**REQUIREMENT:**
Reproduce the records below exactly as given.
[BEGIN]
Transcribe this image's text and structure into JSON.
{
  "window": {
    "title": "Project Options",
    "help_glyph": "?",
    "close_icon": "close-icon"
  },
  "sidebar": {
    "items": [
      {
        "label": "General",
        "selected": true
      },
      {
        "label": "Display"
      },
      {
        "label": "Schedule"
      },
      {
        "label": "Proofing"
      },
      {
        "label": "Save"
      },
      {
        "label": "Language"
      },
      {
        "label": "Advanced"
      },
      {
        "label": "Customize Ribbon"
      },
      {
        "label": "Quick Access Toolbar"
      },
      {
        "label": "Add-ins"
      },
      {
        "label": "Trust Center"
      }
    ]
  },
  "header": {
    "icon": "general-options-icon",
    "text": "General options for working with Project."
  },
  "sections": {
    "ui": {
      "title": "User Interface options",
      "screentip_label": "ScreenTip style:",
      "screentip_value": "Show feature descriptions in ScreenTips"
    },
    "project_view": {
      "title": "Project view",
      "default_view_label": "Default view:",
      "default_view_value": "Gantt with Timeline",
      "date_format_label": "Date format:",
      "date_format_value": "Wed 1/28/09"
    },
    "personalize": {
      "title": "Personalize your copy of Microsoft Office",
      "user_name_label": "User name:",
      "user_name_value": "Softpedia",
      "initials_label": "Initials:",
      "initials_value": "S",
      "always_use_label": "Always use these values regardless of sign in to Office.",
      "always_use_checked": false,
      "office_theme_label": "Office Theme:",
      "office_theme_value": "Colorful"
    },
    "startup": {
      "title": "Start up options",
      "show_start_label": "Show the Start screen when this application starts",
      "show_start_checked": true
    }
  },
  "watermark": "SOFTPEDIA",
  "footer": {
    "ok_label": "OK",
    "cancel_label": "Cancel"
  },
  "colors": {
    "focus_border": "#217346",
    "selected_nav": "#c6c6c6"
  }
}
[END]
**ANSWER IN FULL:**
Transcribe this image's text and structure into JSON.
{
  "window": {
    "title": "Project Options",
    "help_glyph": "?",
    "close_icon": "close-icon"
  },
  "sidebar": {
    "items": [
      {
        "label": "General",
        "selected": true
      },
      {
        "label": "Display"
      },
      {
        "label": "Schedule"
      },
      {
        "label": "Proofing"
      },
      {
        "label": "Save"
      },
      {
        "label": "Language"
      },
      {
        "label": "Advanced"
      },
      {
        "label": "Customize Ribbon"
      },
      {
        "label": "Quick Access Toolbar"
      },
      {
        "label": "Add-ins"
      },
      {
        "label": "Trust Center"
      }
    ]
  },
  "header": {
    "icon": "general-options-icon",
    "text": "General options for working with Project."
  },
  "sections": {
    "ui": {
      "title": "User Interface options",
      "screentip_label": "ScreenTip style:",
      "screentip_value": "Show feature descriptions in ScreenTips"
    },
    "project_view": {
      "title": "Project view",
      "default_view_label": "Default view:",
      "default_view_value": "Gantt with Timeline",
      "date_format_label": "Date format:",
      "date_format_value": "Wed 1/28/09"
    },
    "personalize": {
      "title": "Personalize your copy of Microsoft Office",
      "user_name_label": "User name:",
      "user_name_value": "Softpedia",
      "initials_label": "Initials:",
      "initials_value": "S",
      "always_use_label": "Always use these values regardless of sign in to Office.",
      "always_use_checked": false,
      "office_theme_label": "Office Theme:",
      "office_theme_value": "Colorful"
    },
    "startup": {
      "title": "Start up options",
      "show_start_label": "Show the Start screen when this application starts",
      "show_start_checked": true
    }
  },
  "watermark": "SOFTPEDIA",
  "footer": {
    "ok_label": "OK",
    "cancel_label": "Cancel"
  },
  "colors": {
    "focus_border": "#217346",
    "selected_nav": "#c6c6c6"
  }
}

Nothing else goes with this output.